━━━━━ Material to process

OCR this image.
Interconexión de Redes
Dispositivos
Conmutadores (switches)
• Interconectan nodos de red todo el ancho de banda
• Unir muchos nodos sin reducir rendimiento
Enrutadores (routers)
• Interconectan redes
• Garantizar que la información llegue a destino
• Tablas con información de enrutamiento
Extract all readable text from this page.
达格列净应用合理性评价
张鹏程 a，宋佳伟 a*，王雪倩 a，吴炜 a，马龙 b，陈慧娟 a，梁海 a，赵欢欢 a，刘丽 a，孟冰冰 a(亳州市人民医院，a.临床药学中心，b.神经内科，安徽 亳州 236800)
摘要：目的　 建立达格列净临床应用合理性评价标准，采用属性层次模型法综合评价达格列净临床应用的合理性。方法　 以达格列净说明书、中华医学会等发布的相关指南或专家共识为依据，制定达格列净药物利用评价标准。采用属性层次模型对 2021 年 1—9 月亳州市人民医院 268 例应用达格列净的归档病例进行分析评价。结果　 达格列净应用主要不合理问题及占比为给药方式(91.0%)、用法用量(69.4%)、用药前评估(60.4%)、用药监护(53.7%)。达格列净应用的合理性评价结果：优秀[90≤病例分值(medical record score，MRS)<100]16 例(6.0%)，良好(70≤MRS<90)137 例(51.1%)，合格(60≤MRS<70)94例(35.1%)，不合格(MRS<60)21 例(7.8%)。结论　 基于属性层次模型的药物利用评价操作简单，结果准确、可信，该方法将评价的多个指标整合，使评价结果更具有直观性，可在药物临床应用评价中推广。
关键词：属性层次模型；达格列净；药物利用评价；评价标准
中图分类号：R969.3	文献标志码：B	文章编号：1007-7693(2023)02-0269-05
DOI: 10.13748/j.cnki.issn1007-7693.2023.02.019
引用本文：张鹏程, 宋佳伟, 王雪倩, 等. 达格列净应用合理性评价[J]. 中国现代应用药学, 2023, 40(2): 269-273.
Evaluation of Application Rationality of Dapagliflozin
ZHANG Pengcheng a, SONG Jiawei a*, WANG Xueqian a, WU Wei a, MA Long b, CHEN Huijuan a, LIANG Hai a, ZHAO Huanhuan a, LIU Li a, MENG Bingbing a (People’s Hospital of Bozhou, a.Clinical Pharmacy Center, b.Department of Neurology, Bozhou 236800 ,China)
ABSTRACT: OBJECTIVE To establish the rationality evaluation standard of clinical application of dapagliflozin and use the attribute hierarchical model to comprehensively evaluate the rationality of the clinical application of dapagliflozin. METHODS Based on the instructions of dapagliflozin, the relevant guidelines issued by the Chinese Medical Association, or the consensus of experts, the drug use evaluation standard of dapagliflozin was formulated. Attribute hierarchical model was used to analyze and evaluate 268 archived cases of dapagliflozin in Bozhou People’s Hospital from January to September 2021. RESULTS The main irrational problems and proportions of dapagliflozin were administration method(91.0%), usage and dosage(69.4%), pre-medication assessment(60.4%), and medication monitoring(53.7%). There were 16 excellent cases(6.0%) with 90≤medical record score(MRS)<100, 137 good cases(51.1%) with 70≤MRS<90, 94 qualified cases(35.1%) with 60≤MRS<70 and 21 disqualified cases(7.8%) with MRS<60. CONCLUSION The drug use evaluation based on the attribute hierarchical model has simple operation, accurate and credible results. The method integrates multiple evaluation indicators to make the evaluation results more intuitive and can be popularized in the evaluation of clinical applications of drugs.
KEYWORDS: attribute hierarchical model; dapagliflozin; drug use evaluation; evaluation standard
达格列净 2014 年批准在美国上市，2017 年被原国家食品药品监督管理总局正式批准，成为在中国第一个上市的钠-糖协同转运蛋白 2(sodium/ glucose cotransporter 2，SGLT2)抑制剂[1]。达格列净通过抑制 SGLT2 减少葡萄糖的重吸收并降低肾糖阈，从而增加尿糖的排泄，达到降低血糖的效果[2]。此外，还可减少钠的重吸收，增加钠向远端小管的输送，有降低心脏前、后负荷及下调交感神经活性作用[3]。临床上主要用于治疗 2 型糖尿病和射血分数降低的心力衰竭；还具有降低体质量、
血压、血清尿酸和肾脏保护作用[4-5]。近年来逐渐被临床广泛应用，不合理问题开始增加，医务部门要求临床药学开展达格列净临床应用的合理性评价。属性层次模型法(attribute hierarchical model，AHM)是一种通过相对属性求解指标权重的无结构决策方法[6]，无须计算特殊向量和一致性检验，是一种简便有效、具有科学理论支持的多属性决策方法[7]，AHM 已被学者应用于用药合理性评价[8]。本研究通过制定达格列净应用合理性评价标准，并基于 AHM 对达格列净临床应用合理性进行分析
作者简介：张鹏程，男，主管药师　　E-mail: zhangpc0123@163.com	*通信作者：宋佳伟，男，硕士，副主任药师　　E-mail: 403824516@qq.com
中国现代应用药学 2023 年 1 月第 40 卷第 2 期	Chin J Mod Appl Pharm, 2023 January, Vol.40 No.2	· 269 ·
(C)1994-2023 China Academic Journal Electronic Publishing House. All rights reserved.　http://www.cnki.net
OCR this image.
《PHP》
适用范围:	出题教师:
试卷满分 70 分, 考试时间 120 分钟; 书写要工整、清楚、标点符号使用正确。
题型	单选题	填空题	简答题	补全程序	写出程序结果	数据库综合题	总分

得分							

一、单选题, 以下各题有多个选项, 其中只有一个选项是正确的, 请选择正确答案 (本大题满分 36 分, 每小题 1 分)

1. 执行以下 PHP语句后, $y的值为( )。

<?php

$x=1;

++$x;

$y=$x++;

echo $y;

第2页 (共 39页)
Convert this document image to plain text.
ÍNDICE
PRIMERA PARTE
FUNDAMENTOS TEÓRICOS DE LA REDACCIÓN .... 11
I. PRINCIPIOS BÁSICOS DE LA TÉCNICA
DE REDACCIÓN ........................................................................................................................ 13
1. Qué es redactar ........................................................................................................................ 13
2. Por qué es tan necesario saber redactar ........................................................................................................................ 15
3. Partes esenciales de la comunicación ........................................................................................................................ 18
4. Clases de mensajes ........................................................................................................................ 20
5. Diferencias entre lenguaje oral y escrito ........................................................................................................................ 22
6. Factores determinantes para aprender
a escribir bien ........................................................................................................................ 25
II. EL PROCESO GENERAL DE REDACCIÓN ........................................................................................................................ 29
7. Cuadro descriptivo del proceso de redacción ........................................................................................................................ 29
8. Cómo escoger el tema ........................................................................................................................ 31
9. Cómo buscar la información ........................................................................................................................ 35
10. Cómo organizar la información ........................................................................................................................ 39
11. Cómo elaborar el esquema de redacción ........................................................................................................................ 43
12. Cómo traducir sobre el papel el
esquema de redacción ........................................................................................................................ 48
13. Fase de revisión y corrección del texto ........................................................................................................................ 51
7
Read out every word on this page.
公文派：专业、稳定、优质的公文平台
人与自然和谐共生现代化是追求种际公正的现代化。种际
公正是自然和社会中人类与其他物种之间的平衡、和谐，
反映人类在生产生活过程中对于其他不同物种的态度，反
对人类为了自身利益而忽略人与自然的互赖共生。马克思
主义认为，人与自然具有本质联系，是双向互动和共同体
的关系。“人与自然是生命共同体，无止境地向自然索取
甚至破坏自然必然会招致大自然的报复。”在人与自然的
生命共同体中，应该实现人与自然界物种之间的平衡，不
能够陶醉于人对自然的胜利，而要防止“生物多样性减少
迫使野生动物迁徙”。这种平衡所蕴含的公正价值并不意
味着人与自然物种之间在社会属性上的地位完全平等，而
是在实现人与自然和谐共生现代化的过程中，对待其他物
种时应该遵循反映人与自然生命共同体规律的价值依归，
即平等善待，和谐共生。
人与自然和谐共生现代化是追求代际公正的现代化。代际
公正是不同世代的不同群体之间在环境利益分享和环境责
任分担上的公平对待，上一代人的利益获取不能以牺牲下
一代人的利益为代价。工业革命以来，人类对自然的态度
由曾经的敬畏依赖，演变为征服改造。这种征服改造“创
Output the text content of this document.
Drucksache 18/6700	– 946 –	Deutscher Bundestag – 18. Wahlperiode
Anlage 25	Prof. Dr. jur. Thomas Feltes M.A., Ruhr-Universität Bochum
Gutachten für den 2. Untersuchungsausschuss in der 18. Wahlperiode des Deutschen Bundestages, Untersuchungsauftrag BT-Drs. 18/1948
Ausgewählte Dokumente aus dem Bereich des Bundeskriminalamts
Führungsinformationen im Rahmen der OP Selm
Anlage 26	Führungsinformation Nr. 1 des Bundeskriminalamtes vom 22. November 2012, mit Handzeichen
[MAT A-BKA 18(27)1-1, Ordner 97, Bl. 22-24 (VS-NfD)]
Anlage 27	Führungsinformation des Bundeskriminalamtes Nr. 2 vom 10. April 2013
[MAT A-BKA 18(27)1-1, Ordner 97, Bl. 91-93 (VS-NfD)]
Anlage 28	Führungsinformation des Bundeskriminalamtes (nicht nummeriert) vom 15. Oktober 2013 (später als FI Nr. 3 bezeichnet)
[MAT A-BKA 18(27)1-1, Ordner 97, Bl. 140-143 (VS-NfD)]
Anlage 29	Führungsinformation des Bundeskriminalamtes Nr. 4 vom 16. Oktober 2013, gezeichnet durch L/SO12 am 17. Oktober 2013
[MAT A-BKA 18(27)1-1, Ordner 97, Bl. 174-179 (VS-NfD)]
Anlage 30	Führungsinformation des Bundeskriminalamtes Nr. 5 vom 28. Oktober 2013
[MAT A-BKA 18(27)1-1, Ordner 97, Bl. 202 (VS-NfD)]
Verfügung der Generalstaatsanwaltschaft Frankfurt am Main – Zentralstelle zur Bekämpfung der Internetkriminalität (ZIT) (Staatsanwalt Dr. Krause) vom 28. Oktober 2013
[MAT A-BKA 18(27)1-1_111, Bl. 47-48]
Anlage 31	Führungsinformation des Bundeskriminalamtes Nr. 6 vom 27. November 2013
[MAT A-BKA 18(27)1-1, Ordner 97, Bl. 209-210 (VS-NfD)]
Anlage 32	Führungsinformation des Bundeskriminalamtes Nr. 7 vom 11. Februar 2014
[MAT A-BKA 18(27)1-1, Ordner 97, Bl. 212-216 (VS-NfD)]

━━━━━━━━━━

Task — How many of the lines above include the word "China"? Respond with the number alone.

Task result — 2